%%

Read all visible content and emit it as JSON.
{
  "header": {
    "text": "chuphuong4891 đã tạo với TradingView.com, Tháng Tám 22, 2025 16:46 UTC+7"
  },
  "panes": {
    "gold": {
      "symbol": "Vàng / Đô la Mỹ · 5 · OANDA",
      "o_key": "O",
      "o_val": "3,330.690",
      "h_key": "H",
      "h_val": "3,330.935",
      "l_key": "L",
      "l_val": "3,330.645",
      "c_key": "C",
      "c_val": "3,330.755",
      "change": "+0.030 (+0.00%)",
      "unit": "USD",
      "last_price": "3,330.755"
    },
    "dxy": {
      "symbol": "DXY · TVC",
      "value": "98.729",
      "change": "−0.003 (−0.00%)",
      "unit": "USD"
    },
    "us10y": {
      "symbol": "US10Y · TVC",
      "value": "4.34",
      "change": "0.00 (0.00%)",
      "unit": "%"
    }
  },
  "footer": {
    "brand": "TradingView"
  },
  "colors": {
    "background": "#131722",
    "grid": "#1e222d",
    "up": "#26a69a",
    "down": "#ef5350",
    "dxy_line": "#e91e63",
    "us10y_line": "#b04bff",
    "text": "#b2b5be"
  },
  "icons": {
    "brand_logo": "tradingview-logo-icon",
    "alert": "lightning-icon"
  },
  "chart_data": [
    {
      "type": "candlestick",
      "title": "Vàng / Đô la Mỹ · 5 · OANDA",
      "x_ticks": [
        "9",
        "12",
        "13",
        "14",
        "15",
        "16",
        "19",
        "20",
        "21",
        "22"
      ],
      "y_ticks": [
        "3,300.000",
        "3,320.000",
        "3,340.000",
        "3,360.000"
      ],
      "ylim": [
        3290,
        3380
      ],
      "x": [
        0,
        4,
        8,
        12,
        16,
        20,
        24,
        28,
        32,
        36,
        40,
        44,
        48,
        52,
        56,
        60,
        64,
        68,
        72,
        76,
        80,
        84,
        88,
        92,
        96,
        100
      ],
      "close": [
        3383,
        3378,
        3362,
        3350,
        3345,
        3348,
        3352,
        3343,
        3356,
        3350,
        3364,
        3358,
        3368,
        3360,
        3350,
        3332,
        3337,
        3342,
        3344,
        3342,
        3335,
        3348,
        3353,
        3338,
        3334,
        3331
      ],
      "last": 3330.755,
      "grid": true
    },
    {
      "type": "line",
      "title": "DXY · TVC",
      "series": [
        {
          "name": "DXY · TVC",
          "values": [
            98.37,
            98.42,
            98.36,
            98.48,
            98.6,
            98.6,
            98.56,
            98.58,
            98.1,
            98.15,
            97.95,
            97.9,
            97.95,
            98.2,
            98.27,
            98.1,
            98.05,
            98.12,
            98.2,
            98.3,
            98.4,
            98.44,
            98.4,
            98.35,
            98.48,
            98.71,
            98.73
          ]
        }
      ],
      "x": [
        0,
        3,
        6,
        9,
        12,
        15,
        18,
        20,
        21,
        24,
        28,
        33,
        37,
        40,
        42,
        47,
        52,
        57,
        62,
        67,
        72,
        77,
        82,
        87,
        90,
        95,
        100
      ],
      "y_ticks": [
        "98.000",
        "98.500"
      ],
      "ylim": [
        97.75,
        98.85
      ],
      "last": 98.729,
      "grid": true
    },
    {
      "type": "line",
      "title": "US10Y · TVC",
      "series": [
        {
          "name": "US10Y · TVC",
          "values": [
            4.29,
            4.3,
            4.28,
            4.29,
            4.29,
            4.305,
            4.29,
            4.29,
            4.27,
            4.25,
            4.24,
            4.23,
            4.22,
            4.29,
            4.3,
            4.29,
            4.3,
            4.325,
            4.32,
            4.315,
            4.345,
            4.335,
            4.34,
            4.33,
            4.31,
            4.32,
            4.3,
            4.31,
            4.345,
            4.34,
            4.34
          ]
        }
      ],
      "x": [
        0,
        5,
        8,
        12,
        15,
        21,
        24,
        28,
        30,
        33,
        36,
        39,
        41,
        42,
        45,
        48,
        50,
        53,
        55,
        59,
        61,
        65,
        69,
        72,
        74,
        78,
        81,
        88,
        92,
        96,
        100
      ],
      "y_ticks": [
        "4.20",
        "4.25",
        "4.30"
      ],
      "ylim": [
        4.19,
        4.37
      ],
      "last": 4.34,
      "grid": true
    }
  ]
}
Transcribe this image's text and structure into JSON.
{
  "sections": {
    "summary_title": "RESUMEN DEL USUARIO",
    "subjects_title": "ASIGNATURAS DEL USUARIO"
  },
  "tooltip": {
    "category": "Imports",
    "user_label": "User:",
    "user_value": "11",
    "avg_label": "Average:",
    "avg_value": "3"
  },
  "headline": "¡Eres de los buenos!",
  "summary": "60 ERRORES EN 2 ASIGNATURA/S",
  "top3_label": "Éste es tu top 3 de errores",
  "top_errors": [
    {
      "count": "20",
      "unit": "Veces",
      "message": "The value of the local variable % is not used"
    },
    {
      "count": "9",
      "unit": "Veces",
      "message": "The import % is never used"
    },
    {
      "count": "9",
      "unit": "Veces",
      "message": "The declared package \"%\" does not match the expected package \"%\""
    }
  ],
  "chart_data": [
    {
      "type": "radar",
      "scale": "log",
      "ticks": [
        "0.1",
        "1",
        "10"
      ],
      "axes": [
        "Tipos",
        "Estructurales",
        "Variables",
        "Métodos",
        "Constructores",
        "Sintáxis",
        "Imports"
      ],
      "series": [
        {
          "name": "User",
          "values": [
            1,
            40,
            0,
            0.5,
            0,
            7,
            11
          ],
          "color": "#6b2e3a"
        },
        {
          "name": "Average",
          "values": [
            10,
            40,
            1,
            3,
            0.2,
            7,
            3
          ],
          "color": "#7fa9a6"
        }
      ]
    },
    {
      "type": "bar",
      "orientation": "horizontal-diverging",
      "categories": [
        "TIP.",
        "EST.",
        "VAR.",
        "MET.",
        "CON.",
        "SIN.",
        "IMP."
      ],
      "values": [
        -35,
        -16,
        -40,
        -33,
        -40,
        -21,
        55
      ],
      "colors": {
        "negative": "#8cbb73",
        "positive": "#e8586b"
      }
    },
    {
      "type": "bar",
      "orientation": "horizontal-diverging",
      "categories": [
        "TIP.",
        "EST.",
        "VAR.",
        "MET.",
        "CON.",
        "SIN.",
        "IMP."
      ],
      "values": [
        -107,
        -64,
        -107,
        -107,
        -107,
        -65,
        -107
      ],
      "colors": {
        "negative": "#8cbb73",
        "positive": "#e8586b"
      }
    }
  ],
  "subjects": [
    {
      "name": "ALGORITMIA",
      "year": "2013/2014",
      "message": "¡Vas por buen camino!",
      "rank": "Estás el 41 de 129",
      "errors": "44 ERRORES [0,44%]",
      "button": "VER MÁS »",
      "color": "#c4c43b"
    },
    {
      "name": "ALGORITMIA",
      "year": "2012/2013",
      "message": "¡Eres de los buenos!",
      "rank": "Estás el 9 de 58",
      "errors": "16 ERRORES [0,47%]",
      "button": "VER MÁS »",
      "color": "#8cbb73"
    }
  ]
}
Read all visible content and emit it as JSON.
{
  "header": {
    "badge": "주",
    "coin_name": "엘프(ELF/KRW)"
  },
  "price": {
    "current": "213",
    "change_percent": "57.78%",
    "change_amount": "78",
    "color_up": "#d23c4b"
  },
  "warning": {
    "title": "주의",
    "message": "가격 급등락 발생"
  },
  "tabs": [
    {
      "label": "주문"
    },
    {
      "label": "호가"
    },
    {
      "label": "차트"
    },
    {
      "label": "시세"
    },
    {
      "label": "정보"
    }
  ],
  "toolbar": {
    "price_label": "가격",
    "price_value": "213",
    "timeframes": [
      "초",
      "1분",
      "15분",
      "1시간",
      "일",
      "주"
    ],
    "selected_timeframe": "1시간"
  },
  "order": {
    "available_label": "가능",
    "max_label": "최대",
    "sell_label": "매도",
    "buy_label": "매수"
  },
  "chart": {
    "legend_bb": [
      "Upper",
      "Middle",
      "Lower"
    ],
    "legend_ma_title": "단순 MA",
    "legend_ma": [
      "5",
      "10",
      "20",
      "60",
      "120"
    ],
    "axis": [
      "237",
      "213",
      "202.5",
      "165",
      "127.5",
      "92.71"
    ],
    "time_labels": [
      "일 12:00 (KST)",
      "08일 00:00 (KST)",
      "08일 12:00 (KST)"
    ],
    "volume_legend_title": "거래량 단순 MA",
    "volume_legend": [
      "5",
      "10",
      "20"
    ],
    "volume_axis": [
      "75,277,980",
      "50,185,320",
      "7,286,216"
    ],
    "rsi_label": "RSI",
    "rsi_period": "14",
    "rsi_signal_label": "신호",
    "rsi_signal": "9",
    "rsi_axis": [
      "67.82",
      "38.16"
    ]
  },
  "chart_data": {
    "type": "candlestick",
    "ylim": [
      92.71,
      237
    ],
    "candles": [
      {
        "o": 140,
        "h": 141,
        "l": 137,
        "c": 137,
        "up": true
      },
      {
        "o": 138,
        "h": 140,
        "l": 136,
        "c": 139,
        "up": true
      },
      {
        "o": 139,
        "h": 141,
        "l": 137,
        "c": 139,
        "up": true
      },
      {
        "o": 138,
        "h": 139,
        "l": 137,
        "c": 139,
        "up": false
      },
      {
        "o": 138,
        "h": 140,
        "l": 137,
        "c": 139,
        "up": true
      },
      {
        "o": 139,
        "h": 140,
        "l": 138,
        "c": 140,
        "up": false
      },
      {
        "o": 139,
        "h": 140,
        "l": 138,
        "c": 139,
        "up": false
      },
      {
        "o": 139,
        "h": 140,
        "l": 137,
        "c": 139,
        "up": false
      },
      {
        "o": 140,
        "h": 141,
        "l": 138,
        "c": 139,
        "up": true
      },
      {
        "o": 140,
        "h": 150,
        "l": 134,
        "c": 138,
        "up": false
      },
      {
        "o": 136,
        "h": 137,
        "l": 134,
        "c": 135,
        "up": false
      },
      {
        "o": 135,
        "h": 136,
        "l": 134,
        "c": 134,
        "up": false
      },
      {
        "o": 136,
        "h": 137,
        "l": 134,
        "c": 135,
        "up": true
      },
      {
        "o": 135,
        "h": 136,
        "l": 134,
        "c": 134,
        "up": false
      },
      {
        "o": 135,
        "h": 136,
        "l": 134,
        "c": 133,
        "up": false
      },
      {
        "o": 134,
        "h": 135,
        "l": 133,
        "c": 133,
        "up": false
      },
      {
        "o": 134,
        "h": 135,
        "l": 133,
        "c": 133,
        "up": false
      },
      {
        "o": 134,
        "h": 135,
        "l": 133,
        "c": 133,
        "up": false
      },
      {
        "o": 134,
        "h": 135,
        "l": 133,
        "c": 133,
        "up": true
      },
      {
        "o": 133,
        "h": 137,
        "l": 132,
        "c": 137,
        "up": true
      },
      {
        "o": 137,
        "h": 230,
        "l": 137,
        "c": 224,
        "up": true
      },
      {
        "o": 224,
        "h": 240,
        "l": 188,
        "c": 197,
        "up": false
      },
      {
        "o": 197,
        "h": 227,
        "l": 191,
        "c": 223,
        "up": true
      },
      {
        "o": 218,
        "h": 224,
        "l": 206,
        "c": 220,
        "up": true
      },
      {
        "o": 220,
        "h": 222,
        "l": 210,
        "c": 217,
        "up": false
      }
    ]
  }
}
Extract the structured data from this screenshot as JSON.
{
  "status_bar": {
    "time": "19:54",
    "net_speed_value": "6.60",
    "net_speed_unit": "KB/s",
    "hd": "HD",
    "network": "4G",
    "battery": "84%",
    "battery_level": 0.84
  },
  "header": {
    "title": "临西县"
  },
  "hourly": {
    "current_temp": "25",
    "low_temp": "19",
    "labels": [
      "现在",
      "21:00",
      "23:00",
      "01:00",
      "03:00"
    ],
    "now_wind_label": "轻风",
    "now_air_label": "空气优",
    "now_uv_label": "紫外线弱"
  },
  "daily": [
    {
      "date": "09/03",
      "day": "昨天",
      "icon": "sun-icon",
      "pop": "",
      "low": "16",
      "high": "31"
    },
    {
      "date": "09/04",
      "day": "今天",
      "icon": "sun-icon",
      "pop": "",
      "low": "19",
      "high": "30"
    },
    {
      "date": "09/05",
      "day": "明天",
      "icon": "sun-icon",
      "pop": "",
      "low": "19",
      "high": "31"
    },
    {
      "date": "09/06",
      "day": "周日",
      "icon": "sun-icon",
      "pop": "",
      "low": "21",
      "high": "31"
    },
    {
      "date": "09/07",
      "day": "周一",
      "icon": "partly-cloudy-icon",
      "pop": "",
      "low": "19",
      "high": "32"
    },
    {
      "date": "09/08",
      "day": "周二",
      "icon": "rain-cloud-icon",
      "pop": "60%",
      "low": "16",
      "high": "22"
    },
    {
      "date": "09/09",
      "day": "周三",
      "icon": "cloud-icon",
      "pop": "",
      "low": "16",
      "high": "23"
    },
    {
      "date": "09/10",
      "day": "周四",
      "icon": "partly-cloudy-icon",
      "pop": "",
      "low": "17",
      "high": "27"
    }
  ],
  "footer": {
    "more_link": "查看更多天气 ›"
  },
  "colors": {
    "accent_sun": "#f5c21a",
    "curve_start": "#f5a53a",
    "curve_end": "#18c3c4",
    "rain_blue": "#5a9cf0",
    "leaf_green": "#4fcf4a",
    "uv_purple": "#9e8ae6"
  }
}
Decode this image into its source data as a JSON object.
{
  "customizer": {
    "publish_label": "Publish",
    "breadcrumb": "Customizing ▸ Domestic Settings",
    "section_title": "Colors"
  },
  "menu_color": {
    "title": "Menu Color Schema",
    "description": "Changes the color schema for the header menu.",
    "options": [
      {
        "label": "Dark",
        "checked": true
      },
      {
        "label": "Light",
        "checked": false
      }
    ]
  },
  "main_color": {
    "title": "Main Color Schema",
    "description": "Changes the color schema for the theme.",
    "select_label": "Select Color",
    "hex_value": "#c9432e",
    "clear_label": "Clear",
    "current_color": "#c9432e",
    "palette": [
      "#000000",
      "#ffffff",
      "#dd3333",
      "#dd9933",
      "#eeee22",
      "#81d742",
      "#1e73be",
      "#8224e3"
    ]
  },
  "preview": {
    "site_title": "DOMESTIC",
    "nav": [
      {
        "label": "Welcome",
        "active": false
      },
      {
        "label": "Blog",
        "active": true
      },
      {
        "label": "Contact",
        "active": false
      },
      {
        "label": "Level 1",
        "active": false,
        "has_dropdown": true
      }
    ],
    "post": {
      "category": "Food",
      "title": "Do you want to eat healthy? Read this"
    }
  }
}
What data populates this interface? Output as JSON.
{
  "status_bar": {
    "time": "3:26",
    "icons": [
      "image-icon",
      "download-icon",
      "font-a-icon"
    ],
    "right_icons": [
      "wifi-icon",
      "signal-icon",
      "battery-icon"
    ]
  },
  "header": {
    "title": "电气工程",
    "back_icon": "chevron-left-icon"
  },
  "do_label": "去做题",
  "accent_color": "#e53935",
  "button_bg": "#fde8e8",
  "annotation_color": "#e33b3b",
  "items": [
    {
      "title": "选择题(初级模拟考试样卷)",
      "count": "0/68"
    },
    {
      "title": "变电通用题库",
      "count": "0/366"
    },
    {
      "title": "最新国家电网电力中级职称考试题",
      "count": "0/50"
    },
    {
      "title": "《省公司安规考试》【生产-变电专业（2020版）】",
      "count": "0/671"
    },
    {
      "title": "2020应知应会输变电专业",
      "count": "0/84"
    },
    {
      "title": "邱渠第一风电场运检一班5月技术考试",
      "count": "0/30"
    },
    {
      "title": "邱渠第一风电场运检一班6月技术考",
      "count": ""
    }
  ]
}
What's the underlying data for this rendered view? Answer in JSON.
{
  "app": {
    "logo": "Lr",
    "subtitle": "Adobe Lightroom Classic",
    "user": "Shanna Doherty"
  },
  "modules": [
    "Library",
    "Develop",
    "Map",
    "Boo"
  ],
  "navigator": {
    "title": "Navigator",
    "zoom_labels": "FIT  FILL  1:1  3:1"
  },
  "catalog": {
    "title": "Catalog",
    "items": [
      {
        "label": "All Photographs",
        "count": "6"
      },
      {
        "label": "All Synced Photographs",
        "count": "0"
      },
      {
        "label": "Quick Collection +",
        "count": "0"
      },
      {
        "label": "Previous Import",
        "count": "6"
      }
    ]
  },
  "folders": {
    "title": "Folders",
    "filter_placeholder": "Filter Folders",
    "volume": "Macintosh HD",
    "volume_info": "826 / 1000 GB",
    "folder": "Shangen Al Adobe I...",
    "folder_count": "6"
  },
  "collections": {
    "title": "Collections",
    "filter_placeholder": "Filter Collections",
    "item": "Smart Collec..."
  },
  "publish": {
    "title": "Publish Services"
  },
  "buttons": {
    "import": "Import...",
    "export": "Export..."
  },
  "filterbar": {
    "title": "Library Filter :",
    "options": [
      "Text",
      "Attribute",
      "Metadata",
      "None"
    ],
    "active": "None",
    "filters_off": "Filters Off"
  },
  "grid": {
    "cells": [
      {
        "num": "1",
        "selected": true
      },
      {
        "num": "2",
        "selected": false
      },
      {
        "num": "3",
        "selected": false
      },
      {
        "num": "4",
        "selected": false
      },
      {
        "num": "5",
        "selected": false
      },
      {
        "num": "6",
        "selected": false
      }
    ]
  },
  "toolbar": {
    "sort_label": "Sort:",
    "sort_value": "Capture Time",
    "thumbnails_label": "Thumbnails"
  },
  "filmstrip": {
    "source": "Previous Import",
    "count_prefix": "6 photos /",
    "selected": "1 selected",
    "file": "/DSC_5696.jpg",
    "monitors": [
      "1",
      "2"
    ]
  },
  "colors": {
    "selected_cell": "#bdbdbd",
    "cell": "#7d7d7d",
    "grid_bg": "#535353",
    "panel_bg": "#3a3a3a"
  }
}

%%

> [Short task]
Search the data for "logo". Copy every line that has it.

> [Full solution]
    "brand_logo": "tradingview-logo-icon",
    "logo": "Lr",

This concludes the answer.